• [WHAT IS BEING ASKED]: For the records below, give the count of lines holding the word "doit" and nothing more.

• [DATA IN THIS EXERCISE]:
::::::::::

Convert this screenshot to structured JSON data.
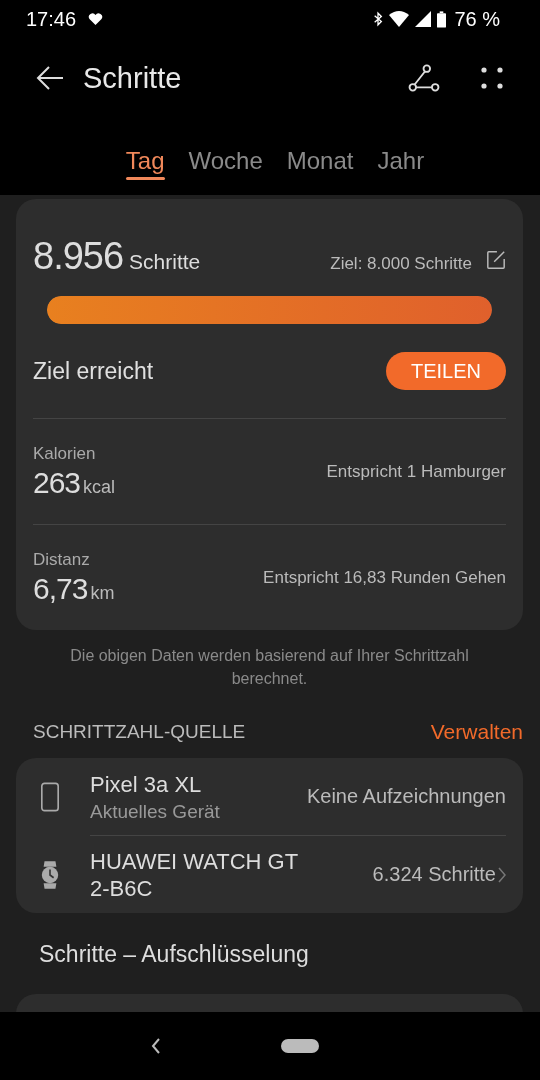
{
  "status_bar": {
    "time": "17:46",
    "battery": "76 %"
  },
  "app_bar": {
    "title": "Schritte"
  },
  "tabs": [
    {
      "label": "Tag",
      "selected": true
    },
    {
      "label": "Woche",
      "selected": false
    },
    {
      "label": "Monat",
      "selected": false
    },
    {
      "label": "Jahr",
      "selected": false
    }
  ],
  "summary": {
    "steps": "8.956",
    "steps_unit": "Schritte",
    "goal": "Ziel: 8.000 Schritte",
    "level": 1,
    "goal_status": "Ziel erreicht",
    "share_button": "TEILEN",
    "metrics": [
      {
        "label": "Kalorien",
        "value": "263",
        "unit": "kcal",
        "equivalent": "Entspricht 1 Hamburger"
      },
      {
        "label": "Distanz",
        "value": "6,73",
        "unit": "km",
        "equivalent": "Entspricht 16,83 Runden Gehen"
      }
    ]
  },
  "note": "Die obigen Daten werden basierend auf Ihrer Schrittzahl berechnet.",
  "source": {
    "heading": "SCHRITTZAHL-QUELLE",
    "manage_link": "Verwalten",
    "devices": [
      {
        "kind": "phone",
        "name": "Pixel 3a XL",
        "subtitle": "Aktuelles Gerät",
        "value": "Keine Aufzeichnungen",
        "chevron": false
      },
      {
        "kind": "watch",
        "name": "HUAWEI WATCH GT 2-B6C",
        "value": "6.324 Schritte",
        "chevron": true
      }
    ]
  },
  "breakdown": {
    "title": "Schritte – Aufschlüsselung"
  }
}
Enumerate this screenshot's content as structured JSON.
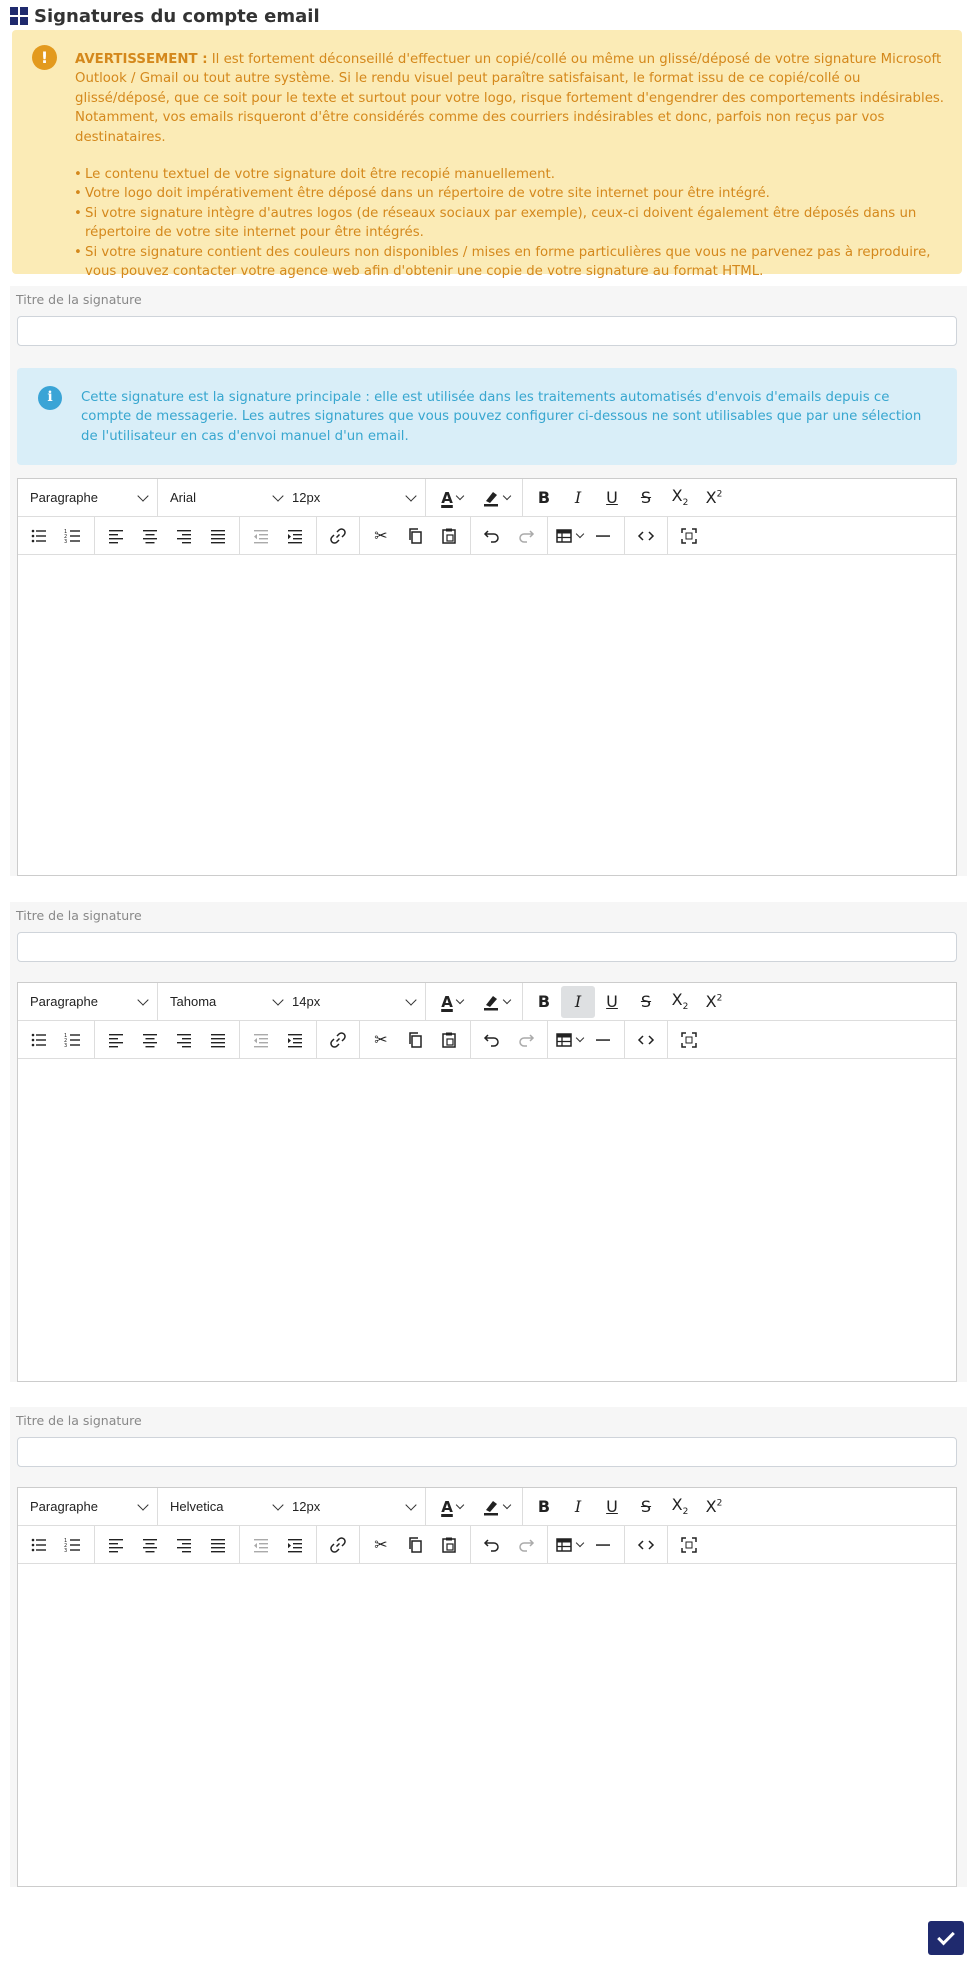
{
  "page": {
    "title": "Signatures du compte email",
    "title_icon": "grid-icon"
  },
  "warning": {
    "icon": "exclamation-icon",
    "heading": "AVERTISSEMENT :",
    "text": "Il est fortement déconseillé d'effectuer un copié/collé ou même un glissé/déposé de votre signature Microsoft Outlook / Gmail ou tout autre système. Si le rendu visuel peut paraître satisfaisant, le format issu de ce copié/collé ou glissé/déposé, que ce soit pour le texte et surtout pour votre logo, risque fortement d'engendrer des comportements indésirables. Notamment, vos emails risqueront d'être considérés comme des courriers indésirables et donc, parfois non reçus par vos destinataires.",
    "items": [
      "Le contenu textuel de votre signature doit être recopié manuellement.",
      "Votre logo doit impérativement être déposé dans un répertoire de votre site internet pour être intégré.",
      "Si votre signature intègre d'autres logos (de réseaux sociaux par exemple), ceux-ci doivent également être déposés dans un répertoire de votre site internet pour être intégrés.",
      "Si votre signature contient des couleurs non disponibles / mises en forme particulières que vous ne parvenez pas à reproduire, vous pouvez contacter votre agence web afin d'obtenir une copie de votre signature au format HTML."
    ]
  },
  "info": {
    "icon": "info-icon",
    "text": "Cette signature est la signature principale : elle est utilisée dans les traitements automatisés d'envois d'emails depuis ce compte de messagerie. Les autres signatures que vous pouvez configurer ci-dessous ne sont utilisables que par une sélection de l'utilisateur en cas d'envoi manuel d'un email."
  },
  "signatures": [
    {
      "label": "Titre de la signature",
      "value": "",
      "block": "Paragraphe",
      "font": "Arial",
      "size": "12px"
    },
    {
      "label": "Titre de la signature",
      "value": "",
      "block": "Paragraphe",
      "font": "Tahoma",
      "size": "14px"
    },
    {
      "label": "Titre de la signature",
      "value": "",
      "block": "Paragraphe",
      "font": "Helvetica",
      "size": "12px"
    }
  ],
  "colors": {
    "brand": "#1f2a6e",
    "warning_bg": "#fbebb6",
    "warning_text": "#d4881c",
    "info_bg": "#d9eef8",
    "info_text": "#37a6cf"
  },
  "actions": {
    "save_icon": "check-icon"
  }
}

::::::::::

• [RESULT OF THE TASK]: 2